Your task is to repeat all of the material exactly.

### Dataset extract

┌──

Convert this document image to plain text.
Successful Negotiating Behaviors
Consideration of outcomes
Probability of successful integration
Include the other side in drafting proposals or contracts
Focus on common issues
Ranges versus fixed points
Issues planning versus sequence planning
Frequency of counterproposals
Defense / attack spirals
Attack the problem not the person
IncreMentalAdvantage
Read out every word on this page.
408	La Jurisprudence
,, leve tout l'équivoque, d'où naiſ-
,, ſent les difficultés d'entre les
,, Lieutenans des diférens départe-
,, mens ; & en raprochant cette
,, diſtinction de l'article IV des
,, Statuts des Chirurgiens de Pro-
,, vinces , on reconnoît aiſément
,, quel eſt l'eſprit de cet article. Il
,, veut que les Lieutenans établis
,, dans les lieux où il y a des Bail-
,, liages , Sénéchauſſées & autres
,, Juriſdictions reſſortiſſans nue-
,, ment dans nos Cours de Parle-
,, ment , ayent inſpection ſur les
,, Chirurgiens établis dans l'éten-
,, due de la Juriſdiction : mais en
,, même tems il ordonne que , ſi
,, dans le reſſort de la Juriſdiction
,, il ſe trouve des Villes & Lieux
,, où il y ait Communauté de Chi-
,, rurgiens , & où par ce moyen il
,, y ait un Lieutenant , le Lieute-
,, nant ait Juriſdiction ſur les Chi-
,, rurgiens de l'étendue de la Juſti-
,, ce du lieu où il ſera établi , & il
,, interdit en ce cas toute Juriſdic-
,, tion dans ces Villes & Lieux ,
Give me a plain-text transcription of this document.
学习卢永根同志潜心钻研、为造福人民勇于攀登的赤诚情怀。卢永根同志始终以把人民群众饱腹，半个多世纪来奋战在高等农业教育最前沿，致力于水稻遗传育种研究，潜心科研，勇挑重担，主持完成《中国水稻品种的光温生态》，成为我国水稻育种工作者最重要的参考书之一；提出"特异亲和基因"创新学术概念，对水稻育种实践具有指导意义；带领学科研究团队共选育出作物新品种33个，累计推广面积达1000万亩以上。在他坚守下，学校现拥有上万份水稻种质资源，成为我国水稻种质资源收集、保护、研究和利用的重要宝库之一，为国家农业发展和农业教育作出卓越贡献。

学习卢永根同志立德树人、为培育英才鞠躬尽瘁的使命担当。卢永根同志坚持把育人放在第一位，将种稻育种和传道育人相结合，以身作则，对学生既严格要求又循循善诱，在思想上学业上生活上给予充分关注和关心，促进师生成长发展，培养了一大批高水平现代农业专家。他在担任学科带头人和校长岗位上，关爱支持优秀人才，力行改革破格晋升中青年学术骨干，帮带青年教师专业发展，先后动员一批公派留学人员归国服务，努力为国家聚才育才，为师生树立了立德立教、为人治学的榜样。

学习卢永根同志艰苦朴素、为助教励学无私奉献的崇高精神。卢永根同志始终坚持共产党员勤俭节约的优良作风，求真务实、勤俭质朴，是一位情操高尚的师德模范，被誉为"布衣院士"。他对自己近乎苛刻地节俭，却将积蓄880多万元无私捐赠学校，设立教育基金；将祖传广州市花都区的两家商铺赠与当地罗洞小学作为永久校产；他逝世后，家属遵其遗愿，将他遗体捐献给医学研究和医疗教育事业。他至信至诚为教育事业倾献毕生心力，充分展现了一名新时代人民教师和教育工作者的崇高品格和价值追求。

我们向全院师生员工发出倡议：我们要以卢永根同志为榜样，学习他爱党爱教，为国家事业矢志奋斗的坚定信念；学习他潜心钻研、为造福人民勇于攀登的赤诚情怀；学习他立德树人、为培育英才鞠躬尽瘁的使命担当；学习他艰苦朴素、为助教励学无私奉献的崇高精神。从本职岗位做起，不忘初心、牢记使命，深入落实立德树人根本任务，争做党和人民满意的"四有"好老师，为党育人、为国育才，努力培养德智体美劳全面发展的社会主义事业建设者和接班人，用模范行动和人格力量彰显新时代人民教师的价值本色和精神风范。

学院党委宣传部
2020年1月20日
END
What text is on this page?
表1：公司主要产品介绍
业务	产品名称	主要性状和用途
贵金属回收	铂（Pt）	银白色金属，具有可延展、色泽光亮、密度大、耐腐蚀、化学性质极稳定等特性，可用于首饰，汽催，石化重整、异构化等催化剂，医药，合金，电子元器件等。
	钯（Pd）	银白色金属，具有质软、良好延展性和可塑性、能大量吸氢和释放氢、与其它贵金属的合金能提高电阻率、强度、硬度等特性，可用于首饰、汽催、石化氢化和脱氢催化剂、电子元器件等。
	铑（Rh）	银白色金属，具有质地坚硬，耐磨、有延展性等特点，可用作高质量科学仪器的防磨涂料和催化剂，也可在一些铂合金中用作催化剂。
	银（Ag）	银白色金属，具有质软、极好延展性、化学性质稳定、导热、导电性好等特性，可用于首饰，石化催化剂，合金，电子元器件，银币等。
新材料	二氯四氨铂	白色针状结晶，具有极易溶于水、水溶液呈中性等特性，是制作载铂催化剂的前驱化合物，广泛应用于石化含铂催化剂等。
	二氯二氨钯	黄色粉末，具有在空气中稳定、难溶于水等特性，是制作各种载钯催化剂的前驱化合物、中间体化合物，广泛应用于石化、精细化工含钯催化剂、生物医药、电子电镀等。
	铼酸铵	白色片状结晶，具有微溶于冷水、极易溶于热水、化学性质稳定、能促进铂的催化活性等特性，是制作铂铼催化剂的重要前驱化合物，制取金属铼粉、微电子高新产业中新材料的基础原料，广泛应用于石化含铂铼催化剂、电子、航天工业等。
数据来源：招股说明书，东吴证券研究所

└──

### Response
Convert this document image to plain text.
Successful Negotiating Behaviors
Consideration of outcomes
Probability of successful integration
Include the other side in drafting proposals or contracts
Focus on common issues
Ranges versus fixed points
Issues planning versus sequence planning
Frequency of counterproposals
Defense / attack spirals
Attack the problem not the person
IncreMentalAdvantage
Read out every word on this page.
408	La Jurisprudence
,, leve tout l'équivoque, d'où naiſ-
,, ſent les difficultés d'entre les
,, Lieutenans des diférens départe-
,, mens ; & en raprochant cette
,, diſtinction de l'article IV des
,, Statuts des Chirurgiens de Pro-
,, vinces , on reconnoît aiſément
,, quel eſt l'eſprit de cet article. Il
,, veut que les Lieutenans établis
,, dans les lieux où il y a des Bail-
,, liages , Sénéchauſſées & autres
,, Juriſdictions reſſortiſſans nue-
,, ment dans nos Cours de Parle-
,, ment , ayent inſpection ſur les
,, Chirurgiens établis dans l'éten-
,, due de la Juriſdiction : mais en
,, même tems il ordonne que , ſi
,, dans le reſſort de la Juriſdiction
,, il ſe trouve des Villes & Lieux
,, où il y ait Communauté de Chi-
,, rurgiens , & où par ce moyen il
,, y ait un Lieutenant , le Lieute-
,, nant ait Juriſdiction ſur les Chi-
,, rurgiens de l'étendue de la Juſti-
,, ce du lieu où il ſera établi , & il
,, interdit en ce cas toute Juriſdic-
,, tion dans ces Villes & Lieux ,
Give me a plain-text transcription of this document.
学习卢永根同志潜心钻研、为造福人民勇于攀登的赤诚情怀。卢永根同志始终以把人民群众饱腹，半个多世纪来奋战在高等农业教育最前沿，致力于水稻遗传育种研究，潜心科研，勇挑重担，主持完成《中国水稻品种的光温生态》，成为我国水稻育种工作者最重要的参考书之一；提出"特异亲和基因"创新学术概念，对水稻育种实践具有指导意义；带领学科研究团队共选育出作物新品种33个，累计推广面积达1000万亩以上。在他坚守下，学校现拥有上万份水稻种质资源，成为我国水稻种质资源收集、保护、研究和利用的重要宝库之一，为国家农业发展和农业教育作出卓越贡献。

学习卢永根同志立德树人、为培育英才鞠躬尽瘁的使命担当。卢永根同志坚持把育人放在第一位，将种稻育种和传道育人相结合，以身作则，对学生既严格要求又循循善诱，在思想上学业上生活上给予充分关注和关心，促进师生成长发展，培养了一大批高水平现代农业专家。他在担任学科带头人和校长岗位上，关爱支持优秀人才，力行改革破格晋升中青年学术骨干，帮带青年教师专业发展，先后动员一批公派留学人员归国服务，努力为国家聚才育才，为师生树立了立德立教、为人治学的榜样。

学习卢永根同志艰苦朴素、为助教励学无私奉献的崇高精神。卢永根同志始终坚持共产党员勤俭节约的优良作风，求真务实、勤俭质朴，是一位情操高尚的师德模范，被誉为"布衣院士"。他对自己近乎苛刻地节俭，却将积蓄880多万元无私捐赠学校，设立教育基金；将祖传广州市花都区的两家商铺赠与当地罗洞小学作为永久校产；他逝世后，家属遵其遗愿，将他遗体捐献给医学研究和医疗教育事业。他至信至诚为教育事业倾献毕生心力，充分展现了一名新时代人民教师和教育工作者的崇高品格和价值追求。

我们向全院师生员工发出倡议：我们要以卢永根同志为榜样，学习他爱党爱教，为国家事业矢志奋斗的坚定信念；学习他潜心钻研、为造福人民勇于攀登的赤诚情怀；学习他立德树人、为培育英才鞠躬尽瘁的使命担当；学习他艰苦朴素、为助教励学无私奉献的崇高精神。从本职岗位做起，不忘初心、牢记使命，深入落实立德树人根本任务，争做党和人民满意的"四有"好老师，为党育人、为国育才，努力培养德智体美劳全面发展的社会主义事业建设者和接班人，用模范行动和人格力量彰显新时代人民教师的价值本色和精神风范。

学院党委宣传部
2020年1月20日
END
What text is on this page?
表1：公司主要产品介绍
业务	产品名称	主要性状和用途
贵金属回收	铂（Pt）	银白色金属，具有可延展、色泽光亮、密度大、耐腐蚀、化学性质极稳定等特性，可用于首饰，汽催，石化重整、异构化等催化剂，医药，合金，电子元器件等。
	钯（Pd）	银白色金属，具有质软、良好延展性和可塑性、能大量吸氢和释放氢、与其它贵金属的合金能提高电阻率、强度、硬度等特性，可用于首饰、汽催、石化氢化和脱氢催化剂、电子元器件等。
	铑（Rh）	银白色金属，具有质地坚硬，耐磨、有延展性等特点，可用作高质量科学仪器的防磨涂料和催化剂，也可在一些铂合金中用作催化剂。
	银（Ag）	银白色金属，具有质软、极好延展性、化学性质稳定、导热、导电性好等特性，可用于首饰，石化催化剂，合金，电子元器件，银币等。
新材料	二氯四氨铂	白色针状结晶，具有极易溶于水、水溶液呈中性等特性，是制作载铂催化剂的前驱化合物，广泛应用于石化含铂催化剂等。
	二氯二氨钯	黄色粉末，具有在空气中稳定、难溶于水等特性，是制作各种载钯催化剂的前驱化合物、中间体化合物，广泛应用于石化、精细化工含钯催化剂、生物医药、电子电镀等。
	铼酸铵	白色片状结晶，具有微溶于冷水、极易溶于热水、化学性质稳定、能促进铂的催化活性等特性，是制作铂铼催化剂的重要前驱化合物，制取金属铼粉、微电子高新产业中新材料的基础原料，广泛应用于石化含铂铼催化剂、电子、航天工业等。
数据来源：招股说明书，东吴证券研究所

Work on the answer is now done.